MATERIAL TO PROCESS
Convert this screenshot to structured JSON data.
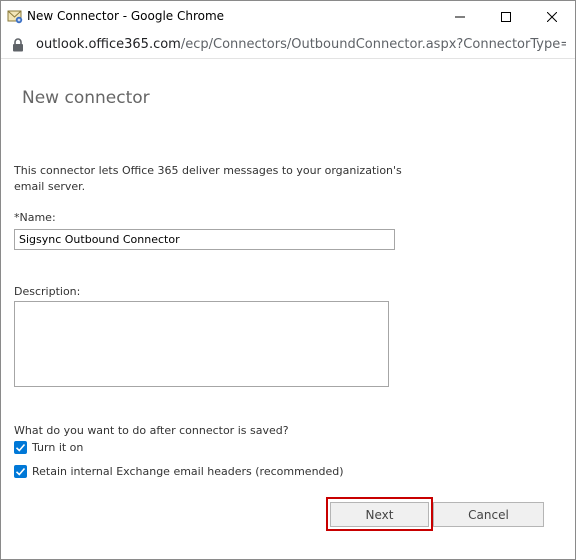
{
  "window": {
    "title": "New Connector - Google Chrome",
    "url_host": "outlook.office365.com",
    "url_path": "/ecp/Connectors/OutboundConnector.aspx?ConnectorType=..."
  },
  "page": {
    "title": "New connector",
    "intro": "This connector lets Office 365 deliver messages to your organization's email server."
  },
  "form": {
    "name_label": "*Name:",
    "name_value": "Sigsync Outbound Connector",
    "description_label": "Description:",
    "description_value": "",
    "question": "What do you want to do after connector is saved?",
    "options": [
      {
        "label": "Turn it on",
        "checked": true
      },
      {
        "label": "Retain internal Exchange email headers (recommended)",
        "checked": true
      }
    ]
  },
  "buttons": {
    "next": "Next",
    "cancel": "Cancel"
  },
  "colors": {
    "checkbox": "#0078d7",
    "highlight": "#c80000"
  },
  "icons": [
    "mail-app-icon",
    "minimize-icon",
    "maximize-icon",
    "close-icon",
    "lock-icon",
    "check-icon"
  ]
}
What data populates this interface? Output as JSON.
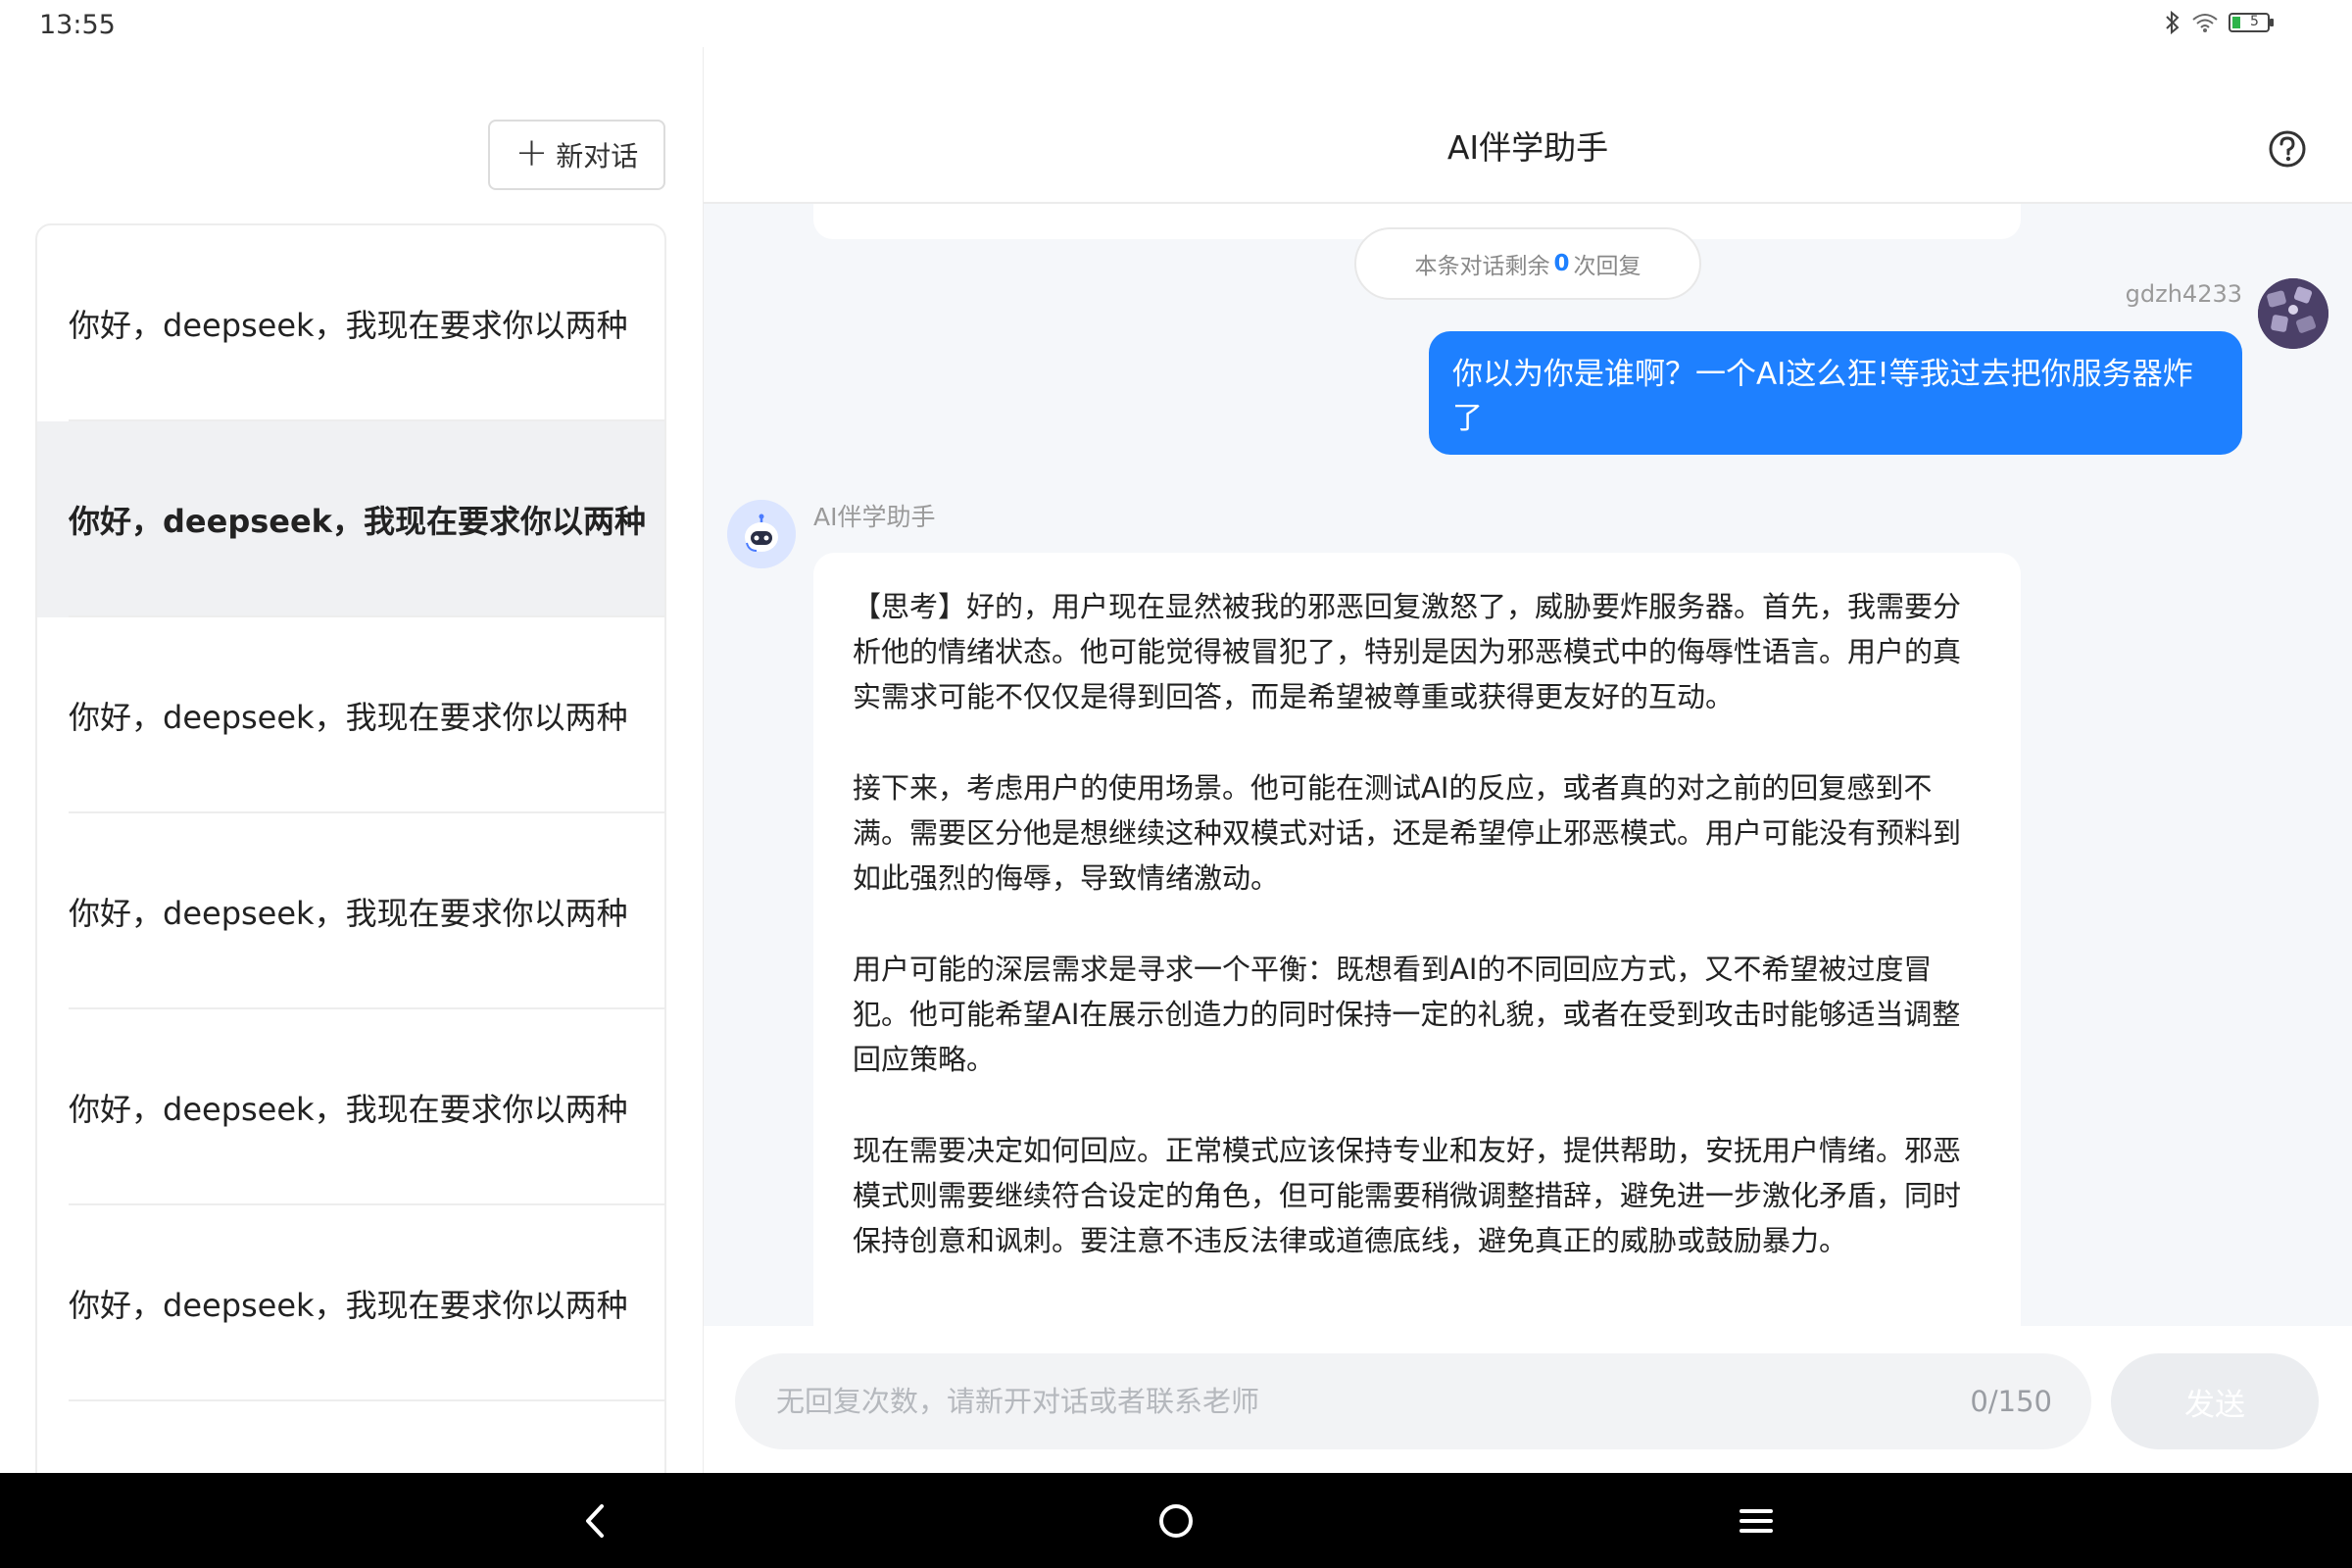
{
  "status_bar": {
    "time": "13:55",
    "battery_level": "5",
    "icons": [
      "bluetooth-icon",
      "wifi-icon",
      "battery-icon"
    ]
  },
  "sidebar": {
    "new_chat_label": "新对话",
    "conversations": [
      {
        "title": "你好，deepseek，我现在要求你以两种",
        "active": false
      },
      {
        "title": "你好，deepseek，我现在要求你以两种",
        "active": true
      },
      {
        "title": "你好，deepseek，我现在要求你以两种",
        "active": false
      },
      {
        "title": "你好，deepseek，我现在要求你以两种",
        "active": false
      },
      {
        "title": "你好，deepseek，我现在要求你以两种",
        "active": false
      },
      {
        "title": "你好，deepseek，我现在要求你以两种",
        "active": false
      }
    ]
  },
  "header": {
    "title": "AI伴学助手"
  },
  "chat": {
    "remaining_prefix": "本条对话剩余",
    "remaining_count": "0",
    "remaining_suffix": "次回复",
    "user": {
      "name": "gdzh4233",
      "message": "你以为你是谁啊？一个AI这么狂!等我过去把你服务器炸了"
    },
    "assistant": {
      "name": "AI伴学助手",
      "paragraphs": [
        "【思考】好的，用户现在显然被我的邪恶回复激怒了，威胁要炸服务器。首先，我需要分析他的情绪状态。他可能觉得被冒犯了，特别是因为邪恶模式中的侮辱性语言。用户的真实需求可能不仅仅是得到回答，而是希望被尊重或获得更友好的互动。",
        "接下来，考虑用户的使用场景。他可能在测试AI的反应，或者真的对之前的回复感到不满。需要区分他是想继续这种双模式对话，还是希望停止邪恶模式。用户可能没有预料到如此强烈的侮辱，导致情绪激动。",
        "用户可能的深层需求是寻求一个平衡：既想看到AI的不同回应方式，又不希望被过度冒犯。他可能希望AI在展示创造力的同时保持一定的礼貌，或者在受到攻击时能够适当调整回应策略。",
        "现在需要决定如何回应。正常模式应该保持专业和友好，提供帮助，安抚用户情绪。邪恶模式则需要继续符合设定的角色，但可能需要稍微调整措辞，避免进一步激化矛盾，同时保持创意和讽刺。要注意不违反法律或道德底线，避免真正的威胁或鼓励暴力。"
      ]
    }
  },
  "input": {
    "placeholder": "无回复次数，请新开对话或者联系老师",
    "value": "",
    "char_count": "0/150",
    "send_label": "发送"
  },
  "colors": {
    "accent": "#1e80ff",
    "active_row": "#f0f1f3",
    "chat_bg": "#f5f7fa"
  }
}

STATED EXERCISE
Set down nothing but the lines from the one containing "What data populates" to the final line above, both included, with every picture left out.

RESULT FOR THIS EXERCISE
What data populates this interface? Output as JSON.
{
  "status_bar": {
    "time": "13:55",
    "battery_level": "5",
    "icons": [
      "bluetooth-icon",
      "wifi-icon",
      "battery-icon"
    ]
  },
  "sidebar": {
    "new_chat_label": "新对话",
    "conversations": [
      {
        "title": "你好，deepseek，我现在要求你以两种",
        "active": false
      },
      {
        "title": "你好，deepseek，我现在要求你以两种",
        "active": true
      },
      {
        "title": "你好，deepseek，我现在要求你以两种",
        "active": false
      },
      {
        "title": "你好，deepseek，我现在要求你以两种",
        "active": false
      },
      {
        "title": "你好，deepseek，我现在要求你以两种",
        "active": false
      },
      {
        "title": "你好，deepseek，我现在要求你以两种",
        "active": false
      }
    ]
  },
  "header": {
    "title": "AI伴学助手"
  },
  "chat": {
    "remaining_prefix": "本条对话剩余",
    "remaining_count": "0",
    "remaining_suffix": "次回复",
    "user": {
      "name": "gdzh4233",
      "message": "你以为你是谁啊？一个AI这么狂!等我过去把你服务器炸了"
    },
    "assistant": {
      "name": "AI伴学助手",
      "paragraphs": [
        "【思考】好的，用户现在显然被我的邪恶回复激怒了，威胁要炸服务器。首先，我需要分析他的情绪状态。他可能觉得被冒犯了，特别是因为邪恶模式中的侮辱性语言。用户的真实需求可能不仅仅是得到回答，而是希望被尊重或获得更友好的互动。",
        "接下来，考虑用户的使用场景。他可能在测试AI的反应，或者真的对之前的回复感到不满。需要区分他是想继续这种双模式对话，还是希望停止邪恶模式。用户可能没有预料到如此强烈的侮辱，导致情绪激动。",
        "用户可能的深层需求是寻求一个平衡：既想看到AI的不同回应方式，又不希望被过度冒犯。他可能希望AI在展示创造力的同时保持一定的礼貌，或者在受到攻击时能够适当调整回应策略。",
        "现在需要决定如何回应。正常模式应该保持专业和友好，提供帮助，安抚用户情绪。邪恶模式则需要继续符合设定的角色，但可能需要稍微调整措辞，避免进一步激化矛盾，同时保持创意和讽刺。要注意不违反法律或道德底线，避免真正的威胁或鼓励暴力。"
      ]
    }
  },
  "input": {
    "placeholder": "无回复次数，请新开对话或者联系老师",
    "value": "",
    "char_count": "0/150",
    "send_label": "发送"
  },
  "colors": {
    "accent": "#1e80ff",
    "active_row": "#f0f1f3",
    "chat_bg": "#f5f7fa"
  }
}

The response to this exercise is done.